EXTRACTED DATA:
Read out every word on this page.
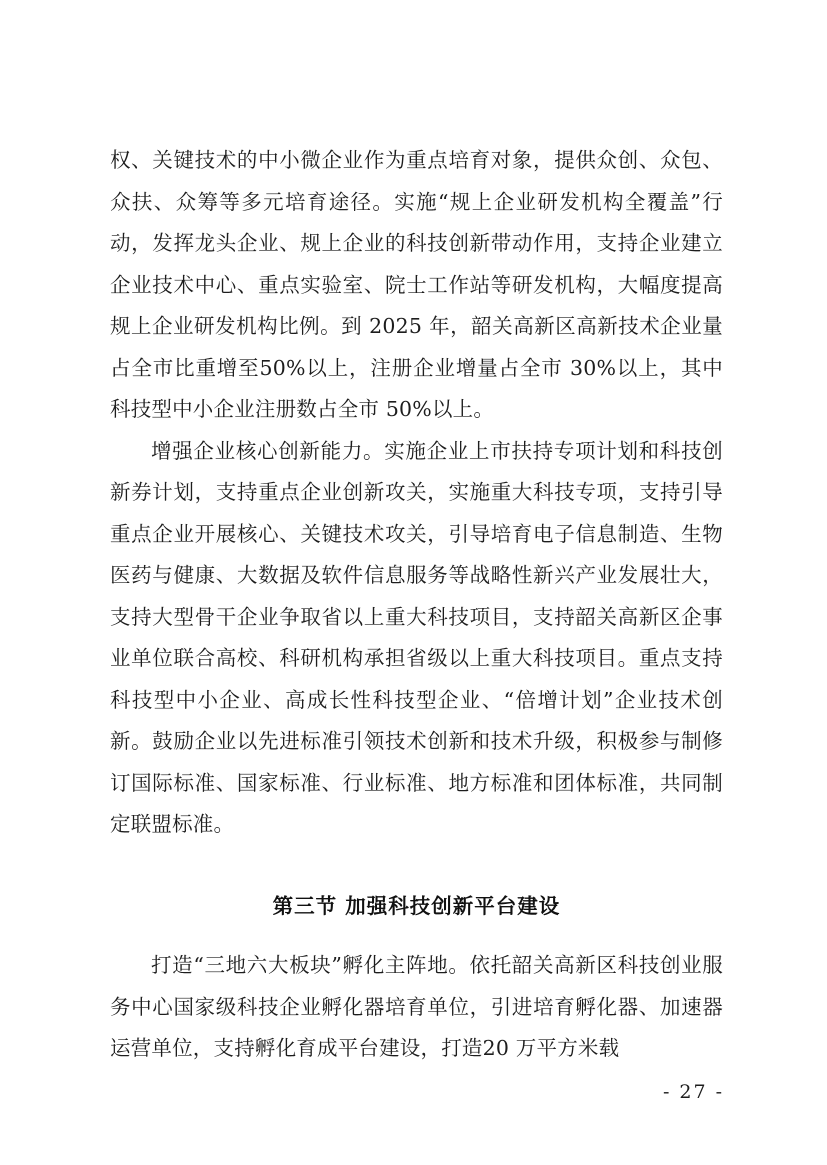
权、关键技术的中小微企业作为重点培育对象，提供众创、众包、众扶、众筹等多元培育途径。实施“规上企业研发机构全覆盖”行动，发挥龙头企业、规上企业的科技创新带动作用，支持企业建立企业技术中心、重点实验室、院士工作站等研发机构，大幅度提高规上企业研发机构比例。到 2025 年，韶关高新区高新技术企业量占全市比重增至50%以上，注册企业增量占全市 30%以上，其中科技型中小企业注册数占全市 50%以上。

增强企业核心创新能力。实施企业上市扶持专项计划和科技创新券计划，支持重点企业创新攻关，实施重大科技专项，支持引导重点企业开展核心、关键技术攻关，引导培育电子信息制造、生物医药与健康、大数据及软件信息服务等战略性新兴产业发展壮大，支持大型骨干企业争取省以上重大科技项目，支持韶关高新区企事业单位联合高校、科研机构承担省级以上重大科技项目。重点支持科技型中小企业、高成长性科技型企业、“倍增计划”企业技术创新。鼓励企业以先进标准引领技术创新和技术升级，积极参与制修订国际标准、国家标准、行业标准、地方标准和团体标准，共同制定联盟标准。

第三节 加强科技创新平台建设

打造“三地六大板块”孵化主阵地。依托韶关高新区科技创业服务中心国家级科技企业孵化器培育单位，引进培育孵化器、加速器运营单位，支持孵化育成平台建设，打造20 万平方米载

- 27 -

TASK TO COMPLETE:
Write out the records above exactly as they stand, leaving out every picture.

OUTPUT:
Read out every word on this page.
权、关键技术的中小微企业作为重点培育对象，提供众创、众包、众扶、众筹等多元培育途径。实施“规上企业研发机构全覆盖”行动，发挥龙头企业、规上企业的科技创新带动作用，支持企业建立企业技术中心、重点实验室、院士工作站等研发机构，大幅度提高规上企业研发机构比例。到 2025 年，韶关高新区高新技术企业量占全市比重增至50%以上，注册企业增量占全市 30%以上，其中科技型中小企业注册数占全市 50%以上。

增强企业核心创新能力。实施企业上市扶持专项计划和科技创新券计划，支持重点企业创新攻关，实施重大科技专项，支持引导重点企业开展核心、关键技术攻关，引导培育电子信息制造、生物医药与健康、大数据及软件信息服务等战略性新兴产业发展壮大，支持大型骨干企业争取省以上重大科技项目，支持韶关高新区企事业单位联合高校、科研机构承担省级以上重大科技项目。重点支持科技型中小企业、高成长性科技型企业、“倍增计划”企业技术创新。鼓励企业以先进标准引领技术创新和技术升级，积极参与制修订国际标准、国家标准、行业标准、地方标准和团体标准，共同制定联盟标准。

第三节 加强科技创新平台建设

打造“三地六大板块”孵化主阵地。依托韶关高新区科技创业服务中心国家级科技企业孵化器培育单位，引进培育孵化器、加速器运营单位，支持孵化育成平台建设，打造20 万平方米载

- 27 -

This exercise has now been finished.